# Page image transcription data
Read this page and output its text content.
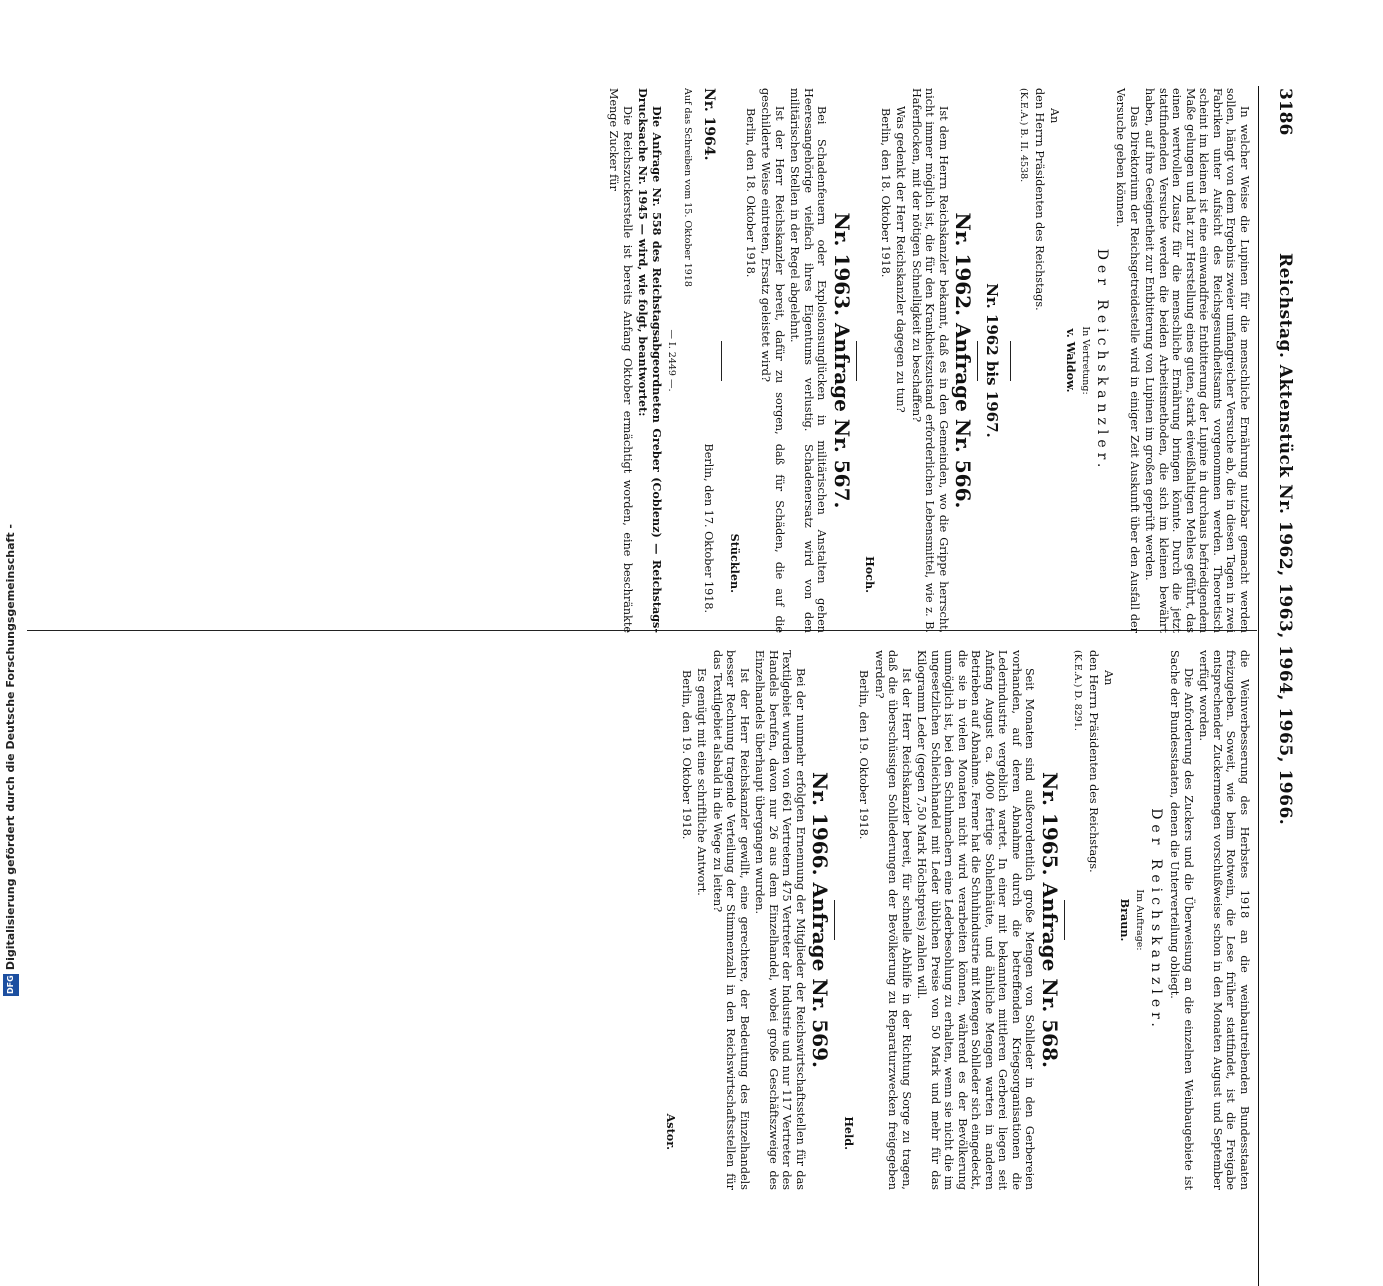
Digitalisierung gefördert durch die Deutsche Forschungsgemeinschaft -
DFG
3186
Reichstag. Aktenstück Nr. 1962, 1963, 1964, 1965, 1966.

In welcher Weise die Lupinen für die menschliche Ernährung nutzbar gemacht werden sollen, hängt von dem Ergebnis zweier umfangreicher Versuche ab, die in diesen Tagen in zwei Fabriken unter Aufsicht des Reichsgesundheitsamts vorgenommen werden. Theoretisch scheint im kleinen ist eine einwandfreie Entbitterung der Lupine in durchaus befriedigendem Maße gelungen und hat zur Herstellung eines guten, stark eiweißhaltigen Mehles geführt, das einen wertvollen Zusatz für die menschliche Ernährung bringen könnte. Durch die jetzt stattfindenden Versuche werden die beiden Arbeitsmethoden, die sich im kleinen bewährt haben, auf ihre Geeignetheit zur Entbitterung von Lupinen im großen geprüft werden.

Das Direktorium der Reichsgetreidestelle wird in einiger Zeit Auskunft über den Ausfall der Versuche geben können.

Der Reichskanzler.

In Vertretung:

v. Waldow.

An

den Herrn Präsidenten des Reichstags.

(K.E.A.) B. II. 4538.

Nr. 1962 bis 1967.
Nr. 1962. Anfrage Nr. 566.

Ist dem Herrn Reichskanzler bekannt, daß es in den Gemeinden, wo die Grippe herrscht, nicht immer möglich ist, die für den Krankheitszustand erforderlichen Lebensmittel, wie z. B. Haferflocken, mit der nötigen Schnelligkeit zu beschaffen?

Was gedenkt der Herr Reichskanzler dagegen zu tun?

Berlin, den 18. Oktober 1918.

Hoch.

Nr. 1963. Anfrage Nr. 567.

Bei Schadenfeuern oder Explosionsunglücken in militärischen Anstalten gehen Heeresangehörige vielfach ihres Eigentums verlustig. Schadenersatz wird von den militärischen Stellen in der Regel abgelehnt.

Ist der Herr Reichskanzler bereit, dafür zu sorgen, daß für Schäden, die auf die geschilderte Weise eintreten, Ersatz geleistet wird?

Berlin, den 18. Oktober 1918.

Stücklen.

Nr. 1964.
Berlin, den 17. Oktober 1918.

Auf das Schreiben vom 15. Oktober 1918

— I. 2449 —.

Die Anfrage Nr. 558 des Reichstagsabgeordneten Greber (Coblenz) — Reichstags-Drucksache Nr. 1945 — wird, wie folgt, beantwortet:

Die Reichszuckerstelle ist bereits Anfang Oktober ermächtigt worden, eine beschränkte Menge Zucker für

die Weinverbesserung des Herbstes 1918 an die weinbautreibenden Bundesstaaten freizugeben. Soweit, wie beim Rotwein, die Lese früher stattfindet, ist die Freigabe entsprechender Zuckermengen vorschußweise schon in den Monaten August und September verfügt worden.

Die Anforderung des Zuckers und die Überweisung an die einzelnen Weinbaugebiete ist Sache der Bundesstaaten, denen die Unterverteilung obliegt.

Der Reichskanzler.

Im Auftrage:

Braun.

An

den Herrn Präsidenten des Reichstags.

(K.E.A.) D. 8291.

Nr. 1965. Anfrage Nr. 568.

Seit Monaten sind außerordentlich große Mengen von Sohlleder in den Gerbereien vorhanden, auf deren Abnahme durch die betreffenden Kriegsorganisationen die Lederindustrie vergeblich wartet. In einer mit bekannten mittleren Gerberei liegen seit Anfang August ca. 4000 fertige Sohlenhäute, und ähnliche Mengen warten in anderen Betrieben auf Abnahme. Ferner hat die Schuhindustrie mit Mengen Sohlleder sich eingedeckt, die sie in vielen Monaten nicht wird verarbeiten können, während es der Bevölkerung unmöglich ist, bei den Schuhmachern eine Lederbesohlung zu erhalten, wenn sie nicht die im ungesetzlichen Schleichhandel mit Leder üblichen Preise von 50 Mark und mehr für das Kilogramm Leder (gegen 7,50 Mark Höchstpreis) zahlen will.

Ist der Herr Reichskanzler bereit, für schnelle Abhilfe in der Richtung Sorge zu tragen, daß die überschüssigen Sohllederungen der Bevölkerung zu Reparaturzwecken freigegeben werden?

Berlin, den 19. Oktober 1918.

Held.

Nr. 1966. Anfrage Nr. 569.

Bei der nunmehr erfolgten Ernennung der Mitglieder der Reichswirtschaftsstellen für das Textilgebiet wurden von 661 Vertretern 475 Vertreter der Industrie und nur 117 Vertreter des Handels berufen, davon nur 26 aus dem Einzelhandel, wobei große Geschäftszweige des Einzelhandels überhaupt übergangen wurden.

Ist der Herr Reichskanzler gewillt, eine gerechtere, der Bedeutung des Einzelhandels besser Rechnung tragende Verteilung der Stimmenzahl in den Reichswirtschaftsstellen für das Textilgebiet alsbald in die Wege zu leiten?

Es genügt mit eine schriftliche Antwort.

Berlin, den 19. Oktober 1918.

Astor.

# EXERCISE
The answer must consist of each line in the entries above that includes "Bundesstaaten".

# YOUR SOLUTION
die Weinverbesserung des Herbstes 1918 an die weinbautreibenden Bundesstaaten freizugeben. Soweit, wie beim Rotwein, die Lese früher stattfindet, ist die Freigabe entsprechender Zuckermengen vorschußweise schon in den Monaten August und September verfügt worden.
Die Anforderung des Zuckers und die Überweisung an die einzelnen Weinbaugebiete ist Sache der Bundesstaaten, denen die Unterverteilung obliegt.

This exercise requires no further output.